Reading text:
By Susan Ferriss
MEXICO CITY BUREAU – Austin American Statesman
Sunday, August 10, 2003
SAN GABRIEL CHILAC, Puebla -- In this tiny southern Mexican town that seems a million miles from nowhere, Ponciano Garmendia is searching for what economists call his comparative advantage in the global economy.
With oxen and wooden plow, Garmendia cultivates a native strain of corn he once sold easily to Mexico City markets because of its distinctive taste.
But sales have soured. Garmendia can't compete with cheaper hybrid corn flooding the market from bigger northern Mexican growers. They, in turn, are challenged by U.S. imports.
Garmendia tried to make up for his losses by selling more of the garlic he grows, but new Brazilian imports are undercutting that crop as well. He thought of exporting his garlic to the United States, but he hasn't a clue about how to begin.
Frustrated with farming, Garmendia's adult sons saw opportunity in a small local factory that assembles trendy blue jeans for U.S. consumers. The pay was low -- $35 a week to start -- so the sons decided two years ago they would seek their comparative advantage elsewhere.
They found it in Raleigh, N.C., where, as undocumented workers, they took jobs in factories and restaurants and made much more money in a day than they made in a week back home.
The Garmendias' situation represents the predicament millions of Mexicans face every day, and it illustrates the story of a nation caught between the negative changes wrought by globalization and an urgent need for economic development.
Mexico has spent a century searching for the right formula to help it modernize, develop and provide jobs for the 1 million people who enter the work force each year.
Nothing, it seems, has worked.
Not heavy-handed state control, which Mexico tried for decades. And not, thus far, globalization and free trade.
For roughly the past 20 years, Mexico, along with much of Latin America, has moved vigorously into the global marketplace, embracing free-market reforms and trying to use its proximity and relationship with the United States -- the biggest consumer market of all -- to its advantage.
The North American Free Trade Agreement, which took effect Jan. 1, 1994, was touted by its creators as a treaty that would boost the economies of the United States, Canada and Mexico and, in turn, increase the fortunes of each nation's citizens. But in many poor parts of Mexico, the most visible effect NAFTA and other economic measures has had is the increasing number of Mexicans who no longer live in these areas. The global marketplace isn't offering them enough at home, so they're crossing the border illegally in search of jobs in the United States.
A surge in illegal immigration was not part of the bargain when free-market proponents on both sides of the border sold economic changes in the late 1980s and early 1990s. On the eve of the U.S. Congress' narrow approval of NAFTA in November 1993, Secretary of State Warren Christopher told lawmakers, "As Mexico's economy prospers, higher wages and greater opportunity will reduce the pressure for illegal migration to the United States."

Given problem 1:
Duplicate the passage of the article on Mexico and free trade that opens with the words containing "The Garmendias' situation" and closes with "for economic development.".
The article above and the entries below are unrelated material.

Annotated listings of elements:
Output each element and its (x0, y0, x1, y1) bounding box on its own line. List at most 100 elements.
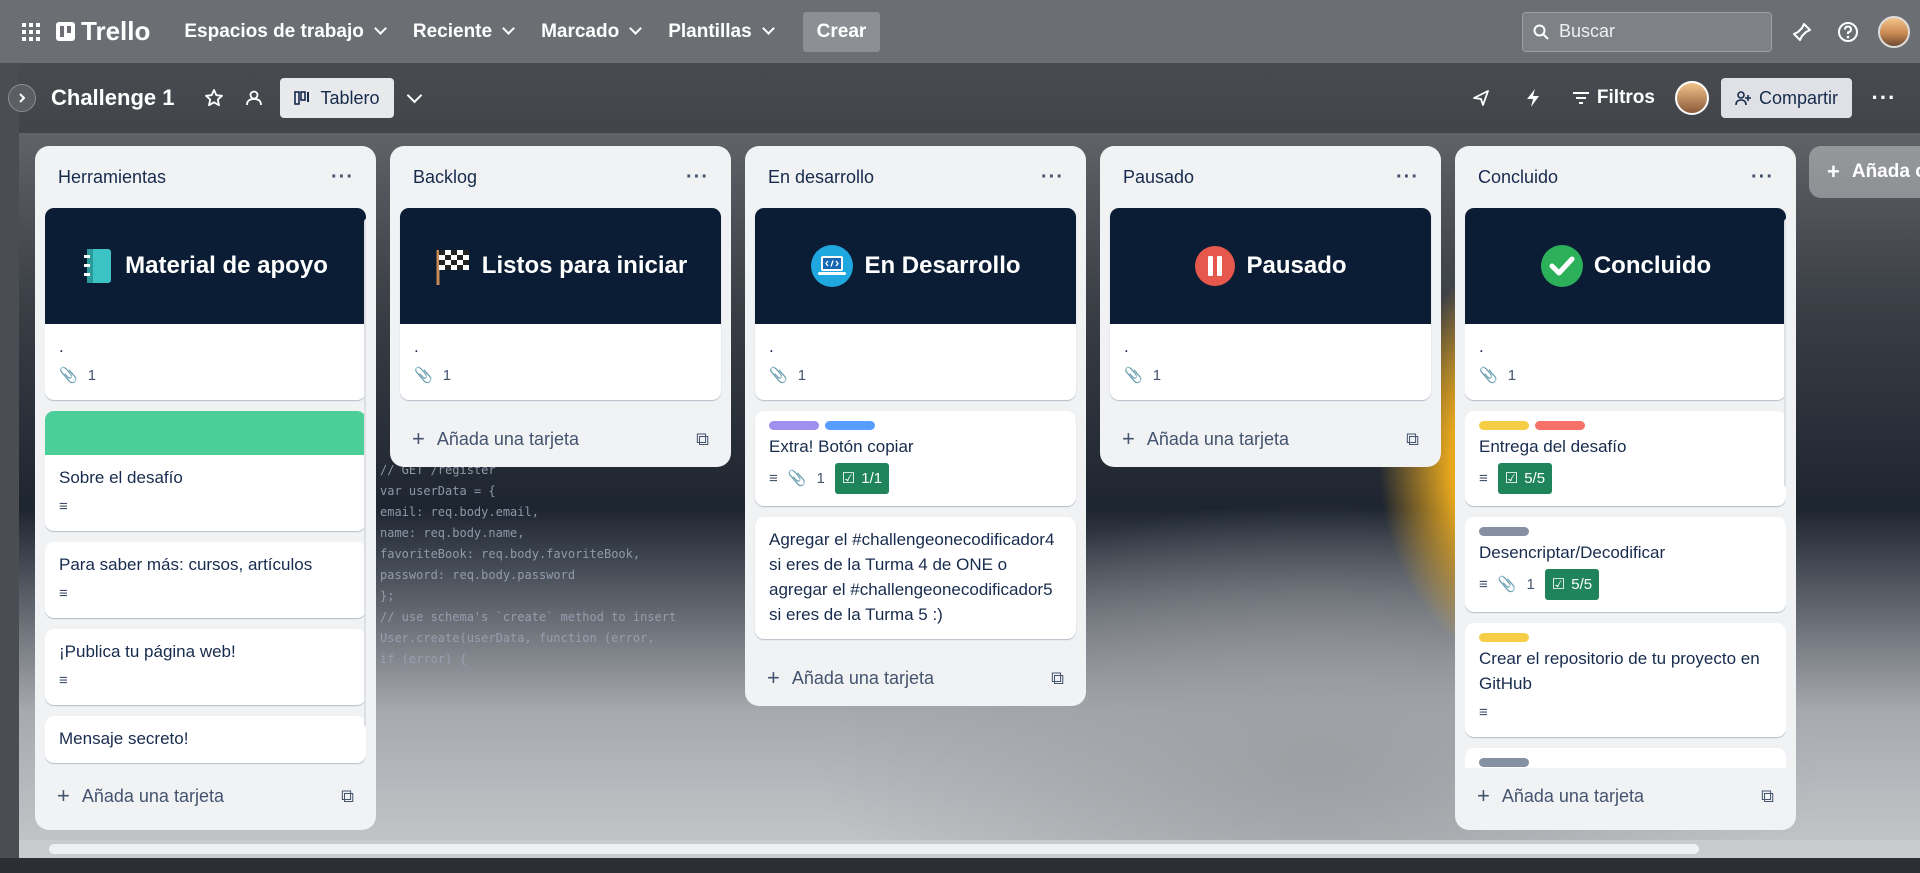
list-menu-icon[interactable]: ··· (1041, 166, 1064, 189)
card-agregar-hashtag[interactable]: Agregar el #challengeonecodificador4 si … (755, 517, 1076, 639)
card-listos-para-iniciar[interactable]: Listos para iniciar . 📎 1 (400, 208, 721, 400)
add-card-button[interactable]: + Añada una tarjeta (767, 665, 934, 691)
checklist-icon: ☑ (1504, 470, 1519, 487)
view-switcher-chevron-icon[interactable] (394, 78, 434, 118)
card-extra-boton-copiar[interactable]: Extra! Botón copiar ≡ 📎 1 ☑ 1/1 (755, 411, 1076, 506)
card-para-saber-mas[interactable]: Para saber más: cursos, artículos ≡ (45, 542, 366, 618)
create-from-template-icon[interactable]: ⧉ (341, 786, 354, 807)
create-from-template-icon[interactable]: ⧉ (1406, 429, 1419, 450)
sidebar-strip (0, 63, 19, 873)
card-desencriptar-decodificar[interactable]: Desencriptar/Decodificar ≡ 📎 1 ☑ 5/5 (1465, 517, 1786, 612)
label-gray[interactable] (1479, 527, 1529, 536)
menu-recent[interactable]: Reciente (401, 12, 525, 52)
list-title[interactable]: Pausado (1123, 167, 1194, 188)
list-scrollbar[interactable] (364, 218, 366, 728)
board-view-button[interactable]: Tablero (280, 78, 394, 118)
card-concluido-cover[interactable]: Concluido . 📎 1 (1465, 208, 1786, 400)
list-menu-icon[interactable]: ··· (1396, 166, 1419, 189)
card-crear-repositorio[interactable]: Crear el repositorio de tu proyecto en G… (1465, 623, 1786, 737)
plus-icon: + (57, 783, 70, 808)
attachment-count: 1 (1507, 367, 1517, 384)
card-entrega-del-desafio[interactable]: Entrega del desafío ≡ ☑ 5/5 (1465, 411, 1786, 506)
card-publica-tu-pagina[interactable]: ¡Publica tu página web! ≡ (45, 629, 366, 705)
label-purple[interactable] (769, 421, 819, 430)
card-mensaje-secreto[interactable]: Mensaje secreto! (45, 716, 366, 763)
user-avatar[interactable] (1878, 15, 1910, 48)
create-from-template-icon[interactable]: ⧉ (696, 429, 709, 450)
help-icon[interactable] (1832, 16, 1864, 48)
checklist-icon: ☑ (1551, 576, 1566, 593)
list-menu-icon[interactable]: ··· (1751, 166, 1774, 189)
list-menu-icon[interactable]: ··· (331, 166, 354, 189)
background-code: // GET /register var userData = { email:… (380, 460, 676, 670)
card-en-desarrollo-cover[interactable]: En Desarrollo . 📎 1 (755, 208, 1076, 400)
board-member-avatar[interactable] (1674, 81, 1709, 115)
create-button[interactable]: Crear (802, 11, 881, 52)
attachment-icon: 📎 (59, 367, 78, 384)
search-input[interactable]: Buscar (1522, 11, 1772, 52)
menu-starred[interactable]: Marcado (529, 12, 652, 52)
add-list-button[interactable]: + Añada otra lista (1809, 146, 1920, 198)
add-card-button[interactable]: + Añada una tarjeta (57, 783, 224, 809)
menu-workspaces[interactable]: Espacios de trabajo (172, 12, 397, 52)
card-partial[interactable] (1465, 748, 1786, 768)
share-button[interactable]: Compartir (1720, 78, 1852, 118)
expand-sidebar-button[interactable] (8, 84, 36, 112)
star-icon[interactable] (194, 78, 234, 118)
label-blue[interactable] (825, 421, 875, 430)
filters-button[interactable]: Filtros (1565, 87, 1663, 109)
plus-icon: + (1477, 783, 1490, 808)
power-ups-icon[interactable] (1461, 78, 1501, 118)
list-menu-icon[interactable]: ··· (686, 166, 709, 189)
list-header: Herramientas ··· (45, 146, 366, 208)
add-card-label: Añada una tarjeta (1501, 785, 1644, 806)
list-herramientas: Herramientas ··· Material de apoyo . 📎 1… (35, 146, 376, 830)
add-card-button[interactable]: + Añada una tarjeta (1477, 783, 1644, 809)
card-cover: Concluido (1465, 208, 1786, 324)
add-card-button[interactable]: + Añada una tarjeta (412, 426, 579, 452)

Given problem 2:
Set down, unchanged, the stretch of the entries that opens with the line containing "list-menu-icon[interactable]: ··· (1041, 166, 1064, 189)" and closes with the line containing "attachment-count: 1 (1507, 367, 1517, 384)", including both of those lines.

Correct result 1:
The Garmendias' situation represents the predicament millions of Mexicans face every day, and it illustrates the story of a nation caught between the negative changes wrought by globalization and an urgent need for economic development.

Correct result 2:
list-menu-icon[interactable]: ··· (1041, 166, 1064, 189)
card-agregar-hashtag[interactable]: Agregar el #challengeonecodificador4 si … (755, 517, 1076, 639)
card-listos-para-iniciar[interactable]: Listos para iniciar . 📎 1 (400, 208, 721, 400)
add-card-button[interactable]: + Añada una tarjeta (767, 665, 934, 691)
checklist-icon: ☑ (1504, 470, 1519, 487)
view-switcher-chevron-icon[interactable] (394, 78, 434, 118)
card-extra-boton-copiar[interactable]: Extra! Botón copiar ≡ 📎 1 ☑ 1/1 (755, 411, 1076, 506)
card-para-saber-mas[interactable]: Para saber más: cursos, artículos ≡ (45, 542, 366, 618)
create-from-template-icon[interactable]: ⧉ (341, 786, 354, 807)
create-from-template-icon[interactable]: ⧉ (1406, 429, 1419, 450)
sidebar-strip (0, 63, 19, 873)
card-desencriptar-decodificar[interactable]: Desencriptar/Decodificar ≡ 📎 1 ☑ 5/5 (1465, 517, 1786, 612)
label-gray[interactable] (1479, 527, 1529, 536)
menu-recent[interactable]: Reciente (401, 12, 525, 52)
list-title[interactable]: Pausado (1123, 167, 1194, 188)
list-scrollbar[interactable] (364, 218, 366, 728)
board-view-button[interactable]: Tablero (280, 78, 394, 118)
card-concluido-cover[interactable]: Concluido . 📎 1 (1465, 208, 1786, 400)
list-menu-icon[interactable]: ··· (1396, 166, 1419, 189)
card-crear-repositorio[interactable]: Crear el repositorio de tu proyecto en G… (1465, 623, 1786, 737)
plus-icon: + (57, 783, 70, 808)
attachment-count: 1 (1507, 367, 1517, 384)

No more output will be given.